Written task:
Everything from the line containing "Reverse-engineer this chart into JSON." to the last line of the records must be returned verbatim; nothing else belongs in the output.

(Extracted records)
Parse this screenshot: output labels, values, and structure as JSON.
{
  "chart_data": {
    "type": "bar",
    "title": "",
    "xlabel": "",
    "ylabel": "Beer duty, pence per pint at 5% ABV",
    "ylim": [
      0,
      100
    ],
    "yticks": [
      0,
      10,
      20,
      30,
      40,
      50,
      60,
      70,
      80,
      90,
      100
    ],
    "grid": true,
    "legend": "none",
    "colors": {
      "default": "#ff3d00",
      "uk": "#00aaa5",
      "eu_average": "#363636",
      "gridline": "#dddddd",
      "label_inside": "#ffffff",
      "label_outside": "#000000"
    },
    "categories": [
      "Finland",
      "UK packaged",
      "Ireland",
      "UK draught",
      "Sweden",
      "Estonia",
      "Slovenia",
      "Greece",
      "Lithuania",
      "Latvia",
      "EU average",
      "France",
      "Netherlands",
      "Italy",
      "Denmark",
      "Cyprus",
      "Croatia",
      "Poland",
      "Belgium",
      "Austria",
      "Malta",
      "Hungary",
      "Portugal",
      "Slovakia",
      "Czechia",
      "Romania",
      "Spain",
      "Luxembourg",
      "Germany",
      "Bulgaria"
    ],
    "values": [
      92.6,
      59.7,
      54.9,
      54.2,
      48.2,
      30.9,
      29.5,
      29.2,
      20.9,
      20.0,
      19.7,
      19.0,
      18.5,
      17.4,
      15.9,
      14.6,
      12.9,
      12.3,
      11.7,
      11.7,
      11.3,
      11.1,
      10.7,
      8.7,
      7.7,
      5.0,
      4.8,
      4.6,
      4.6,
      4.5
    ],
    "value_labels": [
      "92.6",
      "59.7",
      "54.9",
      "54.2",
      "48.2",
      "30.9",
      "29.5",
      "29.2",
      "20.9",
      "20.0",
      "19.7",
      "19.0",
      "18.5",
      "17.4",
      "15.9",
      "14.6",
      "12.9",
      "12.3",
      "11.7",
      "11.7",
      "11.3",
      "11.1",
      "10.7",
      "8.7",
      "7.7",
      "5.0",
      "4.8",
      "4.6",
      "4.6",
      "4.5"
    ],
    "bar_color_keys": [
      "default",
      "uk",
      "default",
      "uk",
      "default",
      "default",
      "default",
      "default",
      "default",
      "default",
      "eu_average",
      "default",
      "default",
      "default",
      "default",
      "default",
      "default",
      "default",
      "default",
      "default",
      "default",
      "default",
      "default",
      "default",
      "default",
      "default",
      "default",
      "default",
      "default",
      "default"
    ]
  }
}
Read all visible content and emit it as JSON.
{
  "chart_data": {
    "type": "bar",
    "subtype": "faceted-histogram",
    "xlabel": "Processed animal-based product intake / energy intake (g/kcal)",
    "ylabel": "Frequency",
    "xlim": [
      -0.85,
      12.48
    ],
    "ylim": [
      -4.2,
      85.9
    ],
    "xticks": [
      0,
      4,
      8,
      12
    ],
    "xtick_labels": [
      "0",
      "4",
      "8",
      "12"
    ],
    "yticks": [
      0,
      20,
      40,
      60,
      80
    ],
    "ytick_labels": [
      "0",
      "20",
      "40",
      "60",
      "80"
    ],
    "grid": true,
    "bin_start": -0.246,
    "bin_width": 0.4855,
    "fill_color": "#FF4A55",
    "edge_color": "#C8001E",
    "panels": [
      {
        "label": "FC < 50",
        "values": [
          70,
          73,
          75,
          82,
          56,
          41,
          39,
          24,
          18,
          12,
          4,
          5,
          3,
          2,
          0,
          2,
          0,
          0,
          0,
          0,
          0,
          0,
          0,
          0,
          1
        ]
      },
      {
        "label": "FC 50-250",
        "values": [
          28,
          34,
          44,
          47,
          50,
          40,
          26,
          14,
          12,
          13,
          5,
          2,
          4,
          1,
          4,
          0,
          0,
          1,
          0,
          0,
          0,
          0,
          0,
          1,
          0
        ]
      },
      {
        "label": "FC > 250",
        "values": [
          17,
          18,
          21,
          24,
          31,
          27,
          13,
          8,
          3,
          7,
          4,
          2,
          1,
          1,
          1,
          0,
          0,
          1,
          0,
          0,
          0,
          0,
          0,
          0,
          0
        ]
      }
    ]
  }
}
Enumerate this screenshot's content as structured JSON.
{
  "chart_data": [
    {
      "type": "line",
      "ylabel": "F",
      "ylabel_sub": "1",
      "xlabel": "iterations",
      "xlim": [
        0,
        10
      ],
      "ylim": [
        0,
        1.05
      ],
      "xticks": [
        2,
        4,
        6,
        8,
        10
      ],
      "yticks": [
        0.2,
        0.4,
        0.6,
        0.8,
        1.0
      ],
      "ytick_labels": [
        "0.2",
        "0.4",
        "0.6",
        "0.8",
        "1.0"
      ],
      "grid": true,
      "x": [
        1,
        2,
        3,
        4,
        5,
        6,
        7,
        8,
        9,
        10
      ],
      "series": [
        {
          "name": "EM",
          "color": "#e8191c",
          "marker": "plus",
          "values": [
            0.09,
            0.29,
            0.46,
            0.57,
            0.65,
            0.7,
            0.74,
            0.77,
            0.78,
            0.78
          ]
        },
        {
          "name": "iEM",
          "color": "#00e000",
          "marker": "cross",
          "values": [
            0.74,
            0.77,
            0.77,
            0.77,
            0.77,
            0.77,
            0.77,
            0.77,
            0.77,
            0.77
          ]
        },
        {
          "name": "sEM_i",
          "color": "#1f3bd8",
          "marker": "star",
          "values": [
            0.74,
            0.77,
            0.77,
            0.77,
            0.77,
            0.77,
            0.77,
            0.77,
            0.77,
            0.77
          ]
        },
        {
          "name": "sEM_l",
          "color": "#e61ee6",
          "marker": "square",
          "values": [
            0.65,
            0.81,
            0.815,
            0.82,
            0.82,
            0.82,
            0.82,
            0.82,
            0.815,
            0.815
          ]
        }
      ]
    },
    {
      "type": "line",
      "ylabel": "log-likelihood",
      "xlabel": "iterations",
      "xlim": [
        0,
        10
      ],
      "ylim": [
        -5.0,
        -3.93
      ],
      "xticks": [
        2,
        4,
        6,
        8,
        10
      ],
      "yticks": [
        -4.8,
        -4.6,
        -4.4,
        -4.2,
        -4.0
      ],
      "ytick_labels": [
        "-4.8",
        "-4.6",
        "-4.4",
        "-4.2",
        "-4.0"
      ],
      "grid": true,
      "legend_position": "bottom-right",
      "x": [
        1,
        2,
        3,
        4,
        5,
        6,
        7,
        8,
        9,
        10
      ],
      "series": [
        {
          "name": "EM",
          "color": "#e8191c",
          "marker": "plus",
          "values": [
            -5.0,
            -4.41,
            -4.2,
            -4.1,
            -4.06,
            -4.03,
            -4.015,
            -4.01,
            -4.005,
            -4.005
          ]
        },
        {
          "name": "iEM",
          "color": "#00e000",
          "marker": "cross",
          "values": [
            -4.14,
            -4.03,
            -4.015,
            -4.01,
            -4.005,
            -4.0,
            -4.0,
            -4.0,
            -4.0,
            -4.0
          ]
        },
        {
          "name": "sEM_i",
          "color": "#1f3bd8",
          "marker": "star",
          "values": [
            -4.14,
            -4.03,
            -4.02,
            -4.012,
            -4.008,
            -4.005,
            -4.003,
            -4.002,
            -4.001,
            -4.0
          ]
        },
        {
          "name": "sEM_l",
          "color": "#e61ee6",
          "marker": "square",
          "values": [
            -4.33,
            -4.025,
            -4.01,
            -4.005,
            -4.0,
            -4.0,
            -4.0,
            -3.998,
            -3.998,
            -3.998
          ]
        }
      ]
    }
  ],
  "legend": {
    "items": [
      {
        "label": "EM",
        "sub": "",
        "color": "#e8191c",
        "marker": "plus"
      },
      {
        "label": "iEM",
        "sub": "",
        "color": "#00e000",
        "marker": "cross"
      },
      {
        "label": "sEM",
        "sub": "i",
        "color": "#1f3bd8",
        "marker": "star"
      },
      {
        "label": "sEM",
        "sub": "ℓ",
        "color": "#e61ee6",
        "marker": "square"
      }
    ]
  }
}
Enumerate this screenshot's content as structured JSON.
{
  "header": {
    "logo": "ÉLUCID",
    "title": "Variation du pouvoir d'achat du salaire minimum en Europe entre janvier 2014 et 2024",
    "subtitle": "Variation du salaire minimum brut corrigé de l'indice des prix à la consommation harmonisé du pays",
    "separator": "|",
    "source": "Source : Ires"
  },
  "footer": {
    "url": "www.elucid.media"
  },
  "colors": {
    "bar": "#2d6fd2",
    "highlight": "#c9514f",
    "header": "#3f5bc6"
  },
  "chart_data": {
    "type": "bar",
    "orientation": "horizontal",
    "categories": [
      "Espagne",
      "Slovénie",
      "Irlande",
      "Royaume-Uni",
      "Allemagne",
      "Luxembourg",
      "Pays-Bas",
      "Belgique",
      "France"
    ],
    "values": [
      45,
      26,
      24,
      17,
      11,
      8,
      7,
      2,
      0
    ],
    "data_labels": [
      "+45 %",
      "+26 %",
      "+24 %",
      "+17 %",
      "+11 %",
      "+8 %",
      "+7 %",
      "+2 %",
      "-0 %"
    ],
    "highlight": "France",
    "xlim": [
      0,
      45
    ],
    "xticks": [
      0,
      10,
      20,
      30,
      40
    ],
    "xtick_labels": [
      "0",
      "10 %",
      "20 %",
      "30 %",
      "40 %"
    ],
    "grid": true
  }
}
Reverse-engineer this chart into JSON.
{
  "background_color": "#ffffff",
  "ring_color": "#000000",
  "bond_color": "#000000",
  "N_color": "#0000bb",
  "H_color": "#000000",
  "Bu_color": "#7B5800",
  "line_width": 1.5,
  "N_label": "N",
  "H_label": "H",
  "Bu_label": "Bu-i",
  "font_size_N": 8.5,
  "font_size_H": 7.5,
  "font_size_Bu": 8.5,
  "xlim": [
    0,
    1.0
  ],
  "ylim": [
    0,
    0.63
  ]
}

The solution:
Reverse-engineer this chart into JSON.
{
  "background_color": "#ffffff",
  "ring_color": "#000000",
  "bond_color": "#000000",
  "N_color": "#0000bb",
  "H_color": "#000000",
  "Bu_color": "#7B5800",
  "line_width": 1.5,
  "N_label": "N",
  "H_label": "H",
  "Bu_label": "Bu-i",
  "font_size_N": 8.5,
  "font_size_H": 7.5,
  "font_size_Bu": 8.5,
  "xlim": [
    0,
    1.0
  ],
  "ylim": [
    0,
    0.63
  ]
}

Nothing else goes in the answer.